• **AIM OF THE TASK**
Show each line of the data below that has the string "name" in it.
---
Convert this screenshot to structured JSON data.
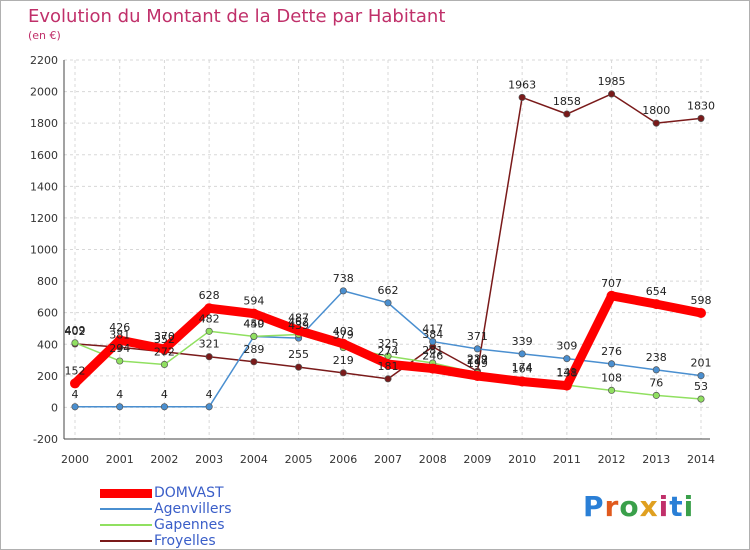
{
  "header": {
    "title": "Evolution du Montant de la Dette par Habitant",
    "subtitle": "(en €)"
  },
  "brand": {
    "letters": [
      "P",
      "r",
      "o",
      "x",
      "i",
      "t",
      "i"
    ],
    "colors": [
      "#2a7fd6",
      "#e05a1e",
      "#3aa04a",
      "#e0a020",
      "#c0306a",
      "#2a7fd6",
      "#3aa04a"
    ]
  },
  "chart_data": {
    "type": "line",
    "title": "Evolution du Montant de la Dette par Habitant",
    "subtitle": "(en €)",
    "x": [
      "2000",
      "2001",
      "2002",
      "2003",
      "2004",
      "2005",
      "2006",
      "2007",
      "2008",
      "2009",
      "2010",
      "2011",
      "2012",
      "2013",
      "2014"
    ],
    "ylim": [
      -200,
      2200
    ],
    "yticks": [
      -200,
      0,
      200,
      400,
      600,
      800,
      1000,
      1200,
      1400,
      1600,
      1800,
      2000,
      2200
    ],
    "grid": true,
    "legend_position": "bottom-left",
    "series": [
      {
        "name": "DOMVAST",
        "color": "#ff0000",
        "values": [
          152,
          426,
          370,
          628,
          594,
          487,
          403,
          274,
          246,
          199,
          164,
          138,
          707,
          654,
          598
        ],
        "labels": [
          "152",
          "426",
          "370",
          "628",
          "594",
          "487",
          "403",
          "274",
          "246",
          "199",
          "164",
          "138",
          "707",
          "654",
          "598"
        ]
      },
      {
        "name": "Agenvillers",
        "color": "#4a8fd0",
        "values": [
          4,
          4,
          4,
          4,
          449,
          439,
          738,
          662,
          417,
          371,
          339,
          309,
          276,
          238,
          201
        ],
        "labels": [
          "4",
          "4",
          "4",
          "4",
          "449",
          "439",
          "738",
          "662",
          "417",
          "371",
          "339",
          "309",
          "276",
          "238",
          "201"
        ]
      },
      {
        "name": "Gapennes",
        "color": "#90e060",
        "values": [
          409,
          294,
          272,
          482,
          450,
          462,
          379,
          325,
          281,
          217,
          174,
          141,
          108,
          76,
          53
        ],
        "labels": [
          "409",
          "294",
          "272",
          "482",
          "450",
          "462",
          "379",
          "325",
          "281",
          "217",
          "174",
          "141",
          "108",
          "76",
          "53"
        ]
      },
      {
        "name": "Froyelles",
        "color": "#7a1a1a",
        "values": [
          402,
          381,
          352,
          321,
          289,
          255,
          219,
          181,
          384,
          229,
          1963,
          1858,
          1985,
          1800,
          1830
        ],
        "labels": [
          "402",
          "381",
          "352",
          "321",
          "289",
          "255",
          "219",
          "181",
          "384",
          "229",
          "1963",
          "1858",
          "1985",
          "1800",
          "1830"
        ]
      }
    ]
  }
}
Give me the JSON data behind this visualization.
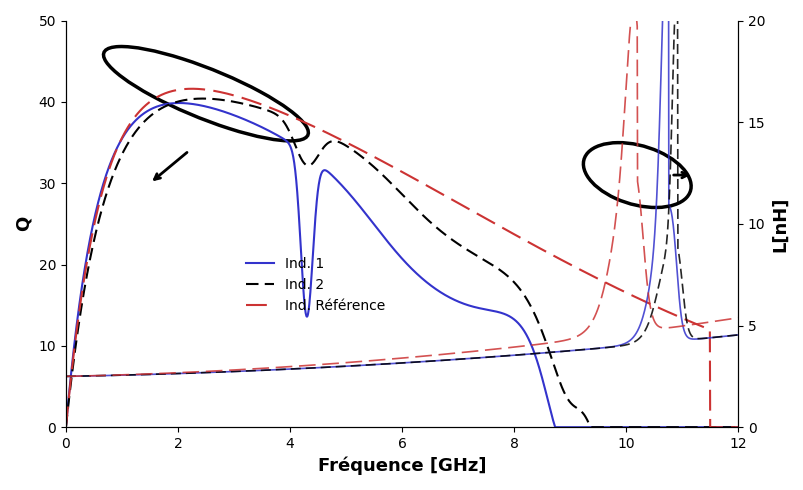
{
  "title": "",
  "xlabel": "Fréquence [GHz]",
  "ylabel_left": "Q",
  "ylabel_right": "L[nH]",
  "xlim": [
    0,
    12
  ],
  "ylim_left": [
    0,
    50
  ],
  "ylim_right": [
    0,
    20
  ],
  "x_ticks": [
    0,
    2,
    4,
    6,
    8,
    10,
    12
  ],
  "y_ticks_left": [
    0,
    10,
    20,
    30,
    40,
    50
  ],
  "y_ticks_right": [
    0,
    5,
    10,
    15,
    20
  ],
  "legend_labels": [
    "Ind. 1",
    "Ind. 2",
    "Ind. Référence"
  ],
  "color_ind1": "#3333cc",
  "color_ind2": "#000000",
  "color_ref": "#cc3333",
  "background": "#ffffff"
}
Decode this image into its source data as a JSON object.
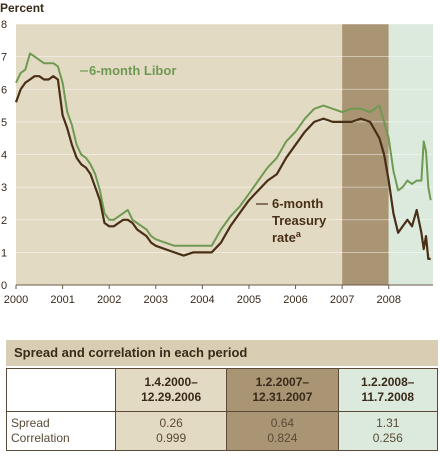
---
• **IN RESPONSE**
        "name": "DOMVAST",
        "name": "Agenvillers",
        "name": "Gapennes",
        "name": "Froyelles",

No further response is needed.